### [Text segment]
For more information, call Debbie Levi at 301-294-6404, e-mail QuarryEarthDay@aol.com or visit www.QuarryEarthDay.com.

CONSERVANCY RIVER CENTER

The Lockhouse 8 River Center will open for its second season May 6, but visitors can get a preview of the Center’s offerings at an Earth Day celebration April 22, from 10 a.m.-3 p.m.

The River Center opened its doors May 14 last year following a three-year restoration conducted jointly by the Potomac Conservancy and the National Park Service.

The lockhouse dates back to 1830, when it was first manned by a lockkeeper, who received $100 a year and one acre of land in exchange for being on hand around the clock to operate the lock.

It was abandoned around 1950 and had seriously deteriorated when the restoration began.

Now it features educational displays and hands-on exhibits concerning both the history of the lockhouse and the C&O Canal and the ecology of the Potomac River. It is a base for frequent Conservancy-sponsored evening and weekend programs such as bird-watching, nature walks, wildflower walks and cultural events.

Page layout parsing data
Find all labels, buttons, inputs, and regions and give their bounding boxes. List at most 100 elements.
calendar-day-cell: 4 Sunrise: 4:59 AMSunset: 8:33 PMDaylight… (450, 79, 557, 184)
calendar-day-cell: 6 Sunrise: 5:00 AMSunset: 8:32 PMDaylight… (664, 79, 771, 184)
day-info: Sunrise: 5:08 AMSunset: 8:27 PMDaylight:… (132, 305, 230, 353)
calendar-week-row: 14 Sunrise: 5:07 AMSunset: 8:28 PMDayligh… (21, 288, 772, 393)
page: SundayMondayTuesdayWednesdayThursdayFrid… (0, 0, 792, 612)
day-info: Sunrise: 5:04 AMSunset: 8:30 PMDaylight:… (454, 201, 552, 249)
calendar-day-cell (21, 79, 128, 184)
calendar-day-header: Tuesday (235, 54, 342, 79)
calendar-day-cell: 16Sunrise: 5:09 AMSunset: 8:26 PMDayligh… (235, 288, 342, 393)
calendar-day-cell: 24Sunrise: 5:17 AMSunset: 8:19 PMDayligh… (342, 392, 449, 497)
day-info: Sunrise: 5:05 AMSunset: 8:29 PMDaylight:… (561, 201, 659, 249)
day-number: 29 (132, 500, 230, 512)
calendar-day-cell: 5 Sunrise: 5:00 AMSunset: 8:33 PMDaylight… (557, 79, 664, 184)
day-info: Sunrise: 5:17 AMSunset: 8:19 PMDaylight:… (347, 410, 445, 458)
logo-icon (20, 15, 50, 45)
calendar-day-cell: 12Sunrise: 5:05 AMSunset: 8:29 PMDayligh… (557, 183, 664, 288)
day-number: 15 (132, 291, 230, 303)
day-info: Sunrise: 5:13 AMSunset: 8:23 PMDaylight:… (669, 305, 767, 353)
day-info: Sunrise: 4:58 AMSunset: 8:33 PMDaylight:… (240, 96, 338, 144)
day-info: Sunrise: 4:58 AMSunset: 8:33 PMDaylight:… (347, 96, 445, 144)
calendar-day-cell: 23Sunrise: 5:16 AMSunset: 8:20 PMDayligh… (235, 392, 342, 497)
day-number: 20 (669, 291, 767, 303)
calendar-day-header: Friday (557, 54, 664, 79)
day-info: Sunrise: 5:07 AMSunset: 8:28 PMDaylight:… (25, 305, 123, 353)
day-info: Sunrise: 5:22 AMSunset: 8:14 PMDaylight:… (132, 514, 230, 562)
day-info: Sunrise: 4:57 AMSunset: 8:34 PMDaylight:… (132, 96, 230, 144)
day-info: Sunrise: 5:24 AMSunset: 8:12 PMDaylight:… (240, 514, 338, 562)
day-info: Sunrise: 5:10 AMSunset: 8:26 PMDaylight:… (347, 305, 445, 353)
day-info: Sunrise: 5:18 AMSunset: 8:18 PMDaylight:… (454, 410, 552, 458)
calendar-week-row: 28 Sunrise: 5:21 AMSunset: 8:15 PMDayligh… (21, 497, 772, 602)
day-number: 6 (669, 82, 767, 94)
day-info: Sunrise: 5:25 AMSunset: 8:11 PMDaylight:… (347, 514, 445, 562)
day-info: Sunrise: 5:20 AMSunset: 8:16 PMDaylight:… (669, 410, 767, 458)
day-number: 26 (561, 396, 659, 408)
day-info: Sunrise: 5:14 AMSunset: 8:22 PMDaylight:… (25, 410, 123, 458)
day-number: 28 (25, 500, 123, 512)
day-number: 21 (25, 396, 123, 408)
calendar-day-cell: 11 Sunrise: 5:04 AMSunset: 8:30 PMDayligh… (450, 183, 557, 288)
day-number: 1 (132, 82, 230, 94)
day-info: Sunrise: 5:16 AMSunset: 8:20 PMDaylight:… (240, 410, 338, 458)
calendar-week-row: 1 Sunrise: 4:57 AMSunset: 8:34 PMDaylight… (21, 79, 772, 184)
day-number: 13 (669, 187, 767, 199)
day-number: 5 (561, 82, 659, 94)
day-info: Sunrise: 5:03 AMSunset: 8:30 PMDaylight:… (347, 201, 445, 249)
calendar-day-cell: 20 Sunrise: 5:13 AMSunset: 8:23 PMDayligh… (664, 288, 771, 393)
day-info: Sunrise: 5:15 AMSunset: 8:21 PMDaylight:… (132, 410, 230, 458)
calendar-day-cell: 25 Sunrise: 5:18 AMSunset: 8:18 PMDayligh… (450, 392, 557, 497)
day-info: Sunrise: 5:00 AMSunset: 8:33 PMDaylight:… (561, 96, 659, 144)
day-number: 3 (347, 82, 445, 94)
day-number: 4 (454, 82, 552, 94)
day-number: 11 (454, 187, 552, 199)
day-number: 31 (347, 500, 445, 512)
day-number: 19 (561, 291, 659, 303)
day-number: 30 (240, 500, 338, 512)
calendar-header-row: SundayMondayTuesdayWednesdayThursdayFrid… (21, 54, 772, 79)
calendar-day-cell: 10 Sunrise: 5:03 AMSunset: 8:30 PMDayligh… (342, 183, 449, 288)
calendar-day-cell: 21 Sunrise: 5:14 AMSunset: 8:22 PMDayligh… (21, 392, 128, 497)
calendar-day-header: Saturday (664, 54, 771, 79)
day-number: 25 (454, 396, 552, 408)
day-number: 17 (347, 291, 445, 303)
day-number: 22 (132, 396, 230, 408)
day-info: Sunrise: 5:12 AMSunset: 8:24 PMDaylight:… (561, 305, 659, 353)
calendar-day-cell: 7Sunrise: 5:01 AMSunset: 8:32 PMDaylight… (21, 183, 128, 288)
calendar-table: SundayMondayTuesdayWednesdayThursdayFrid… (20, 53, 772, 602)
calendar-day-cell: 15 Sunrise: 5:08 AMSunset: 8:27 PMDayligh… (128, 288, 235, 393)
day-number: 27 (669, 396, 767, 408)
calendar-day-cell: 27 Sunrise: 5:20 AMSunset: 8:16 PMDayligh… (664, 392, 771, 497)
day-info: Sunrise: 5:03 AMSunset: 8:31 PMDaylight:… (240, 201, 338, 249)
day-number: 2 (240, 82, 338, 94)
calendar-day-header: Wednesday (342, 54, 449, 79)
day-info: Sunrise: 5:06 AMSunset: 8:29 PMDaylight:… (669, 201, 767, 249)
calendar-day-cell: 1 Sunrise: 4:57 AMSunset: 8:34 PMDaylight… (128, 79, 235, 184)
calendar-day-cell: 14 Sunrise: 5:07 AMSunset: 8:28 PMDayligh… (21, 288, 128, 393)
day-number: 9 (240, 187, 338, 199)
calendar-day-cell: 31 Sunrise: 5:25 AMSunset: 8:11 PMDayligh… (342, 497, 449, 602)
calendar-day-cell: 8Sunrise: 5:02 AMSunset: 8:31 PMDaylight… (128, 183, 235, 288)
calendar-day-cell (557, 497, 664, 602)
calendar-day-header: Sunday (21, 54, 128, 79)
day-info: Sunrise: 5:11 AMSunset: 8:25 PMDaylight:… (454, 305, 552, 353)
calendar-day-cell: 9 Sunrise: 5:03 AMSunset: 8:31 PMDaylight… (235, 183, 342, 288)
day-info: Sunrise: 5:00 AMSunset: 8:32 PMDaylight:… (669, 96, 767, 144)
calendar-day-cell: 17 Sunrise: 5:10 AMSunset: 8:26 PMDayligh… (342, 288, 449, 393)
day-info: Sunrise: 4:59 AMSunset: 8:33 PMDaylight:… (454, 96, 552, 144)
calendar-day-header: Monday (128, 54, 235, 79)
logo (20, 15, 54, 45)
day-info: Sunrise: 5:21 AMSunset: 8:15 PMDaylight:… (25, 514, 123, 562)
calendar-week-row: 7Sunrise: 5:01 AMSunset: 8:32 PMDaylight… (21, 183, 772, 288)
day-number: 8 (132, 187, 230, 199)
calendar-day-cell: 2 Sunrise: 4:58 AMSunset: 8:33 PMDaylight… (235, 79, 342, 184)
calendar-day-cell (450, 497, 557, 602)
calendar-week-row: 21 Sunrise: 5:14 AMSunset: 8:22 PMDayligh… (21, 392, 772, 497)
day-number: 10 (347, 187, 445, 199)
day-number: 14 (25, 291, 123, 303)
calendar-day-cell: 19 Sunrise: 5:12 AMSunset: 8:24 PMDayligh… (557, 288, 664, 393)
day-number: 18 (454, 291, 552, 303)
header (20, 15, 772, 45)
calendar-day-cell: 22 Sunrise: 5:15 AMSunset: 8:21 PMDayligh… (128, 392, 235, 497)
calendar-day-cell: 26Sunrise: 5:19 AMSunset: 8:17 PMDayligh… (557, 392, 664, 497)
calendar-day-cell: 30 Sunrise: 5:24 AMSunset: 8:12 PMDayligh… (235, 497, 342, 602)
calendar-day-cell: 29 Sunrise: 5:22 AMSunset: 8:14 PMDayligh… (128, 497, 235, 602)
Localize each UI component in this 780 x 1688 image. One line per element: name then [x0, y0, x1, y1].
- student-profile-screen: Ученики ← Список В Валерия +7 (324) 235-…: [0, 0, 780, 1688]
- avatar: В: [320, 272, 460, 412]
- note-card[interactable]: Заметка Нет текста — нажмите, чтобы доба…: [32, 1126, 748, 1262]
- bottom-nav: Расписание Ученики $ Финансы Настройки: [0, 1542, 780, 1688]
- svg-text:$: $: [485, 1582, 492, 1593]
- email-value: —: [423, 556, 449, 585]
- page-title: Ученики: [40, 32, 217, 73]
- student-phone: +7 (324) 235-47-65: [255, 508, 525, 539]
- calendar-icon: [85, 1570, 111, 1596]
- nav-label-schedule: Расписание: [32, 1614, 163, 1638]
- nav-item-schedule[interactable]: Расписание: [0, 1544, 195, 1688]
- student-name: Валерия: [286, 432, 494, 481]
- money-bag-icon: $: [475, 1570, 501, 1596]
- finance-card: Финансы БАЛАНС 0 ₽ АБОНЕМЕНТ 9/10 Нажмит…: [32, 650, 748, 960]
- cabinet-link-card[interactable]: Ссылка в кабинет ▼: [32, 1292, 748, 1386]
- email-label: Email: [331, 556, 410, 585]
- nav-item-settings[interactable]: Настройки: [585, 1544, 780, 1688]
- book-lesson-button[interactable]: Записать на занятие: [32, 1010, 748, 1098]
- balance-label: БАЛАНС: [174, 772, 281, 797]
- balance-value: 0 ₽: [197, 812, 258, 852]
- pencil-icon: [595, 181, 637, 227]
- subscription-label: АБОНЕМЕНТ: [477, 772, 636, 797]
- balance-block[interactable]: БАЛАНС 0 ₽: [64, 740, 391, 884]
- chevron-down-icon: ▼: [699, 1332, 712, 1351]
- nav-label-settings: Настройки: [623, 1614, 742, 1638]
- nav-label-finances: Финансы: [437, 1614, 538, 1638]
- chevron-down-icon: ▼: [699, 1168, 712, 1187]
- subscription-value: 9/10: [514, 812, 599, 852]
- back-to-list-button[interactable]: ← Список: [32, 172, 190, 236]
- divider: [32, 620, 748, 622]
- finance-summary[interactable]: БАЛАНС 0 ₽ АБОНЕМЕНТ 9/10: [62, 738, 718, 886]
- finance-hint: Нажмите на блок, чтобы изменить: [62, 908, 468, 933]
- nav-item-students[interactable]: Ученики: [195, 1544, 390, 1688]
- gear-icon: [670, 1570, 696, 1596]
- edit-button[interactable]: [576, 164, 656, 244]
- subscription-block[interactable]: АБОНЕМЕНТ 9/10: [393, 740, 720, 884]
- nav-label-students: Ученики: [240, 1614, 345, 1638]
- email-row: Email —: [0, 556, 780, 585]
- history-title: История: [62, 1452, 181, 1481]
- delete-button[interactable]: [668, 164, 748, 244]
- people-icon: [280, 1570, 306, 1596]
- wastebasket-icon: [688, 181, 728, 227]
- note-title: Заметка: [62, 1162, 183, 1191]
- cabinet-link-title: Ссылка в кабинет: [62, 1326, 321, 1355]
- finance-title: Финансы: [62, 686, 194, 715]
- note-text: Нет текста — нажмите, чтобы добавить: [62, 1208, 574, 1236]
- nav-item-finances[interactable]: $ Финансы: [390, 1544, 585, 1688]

### [Activity 1]
Using the text about the Lockhouse 8 River Center, say yes or no to each statement and quote the words from the text that decide it: (a) The lockhouse dates back to 1830. (b) The River Center first opened on May 6 last year. (c) The lockhouse was abandoned around 1950.
### [Activity 2]
Continue the text about the Lockhouse 8 River Center from its last sentence.
The rows are separate from the text about the Lockhouse 8 River Center.

### [Answer section 1]
(a) Yes: "The lockhouse dates back to 1830"
(b) No: "The River Center opened its doors May 14 last year"
(c) Yes: "It was abandoned around 1950"

### [Answer section 2]
Many of those same activates will be part of the Earth Day celebration, which begins with opening remarks by Conservancy President Matthew Logan at 10 a.m. and continues with a reptile display, a birds of prey display, live music, activates for children, food and lots of information about preserving the Potomac River watershed at home and throughout the region.

The river center is staffed during the spring and summer by volunteer docents who can provide information about local ecology and advice to C&O Canal visitors.

Earth Day visitors who appreciate the River Center’s mission can stick around for a 2 p.m.-3 p.m. orientation on how to become a volunteer docent.

The River Center will be open and staffed by volunteer docents on Saturdays and Sundays May 6 through Oct. 15 from 10 a.m.-2 p.m. each day.

HOW TO ATTEND: The Potomac Conservancy will hold an Earth Day celebration at the Lockhouse 8 River Center Saturday, April 22, 10 a.m.-2 p.m.

The River Center is located on the C&O Canal towpath at Lock 8, which is accessible from two small parking areas on the Clara Barton Parkway and from the town of Cabin John.

Visitors driving toward Washington, D.C. on the Parkway can park in the marked parking areas for Lock 8 and Lock 10. From the Lock 8 area, follow the stairs down to the River Center. From the Lock 10 area, turn left on the towpath and walk about one-third of a mile to the River Center.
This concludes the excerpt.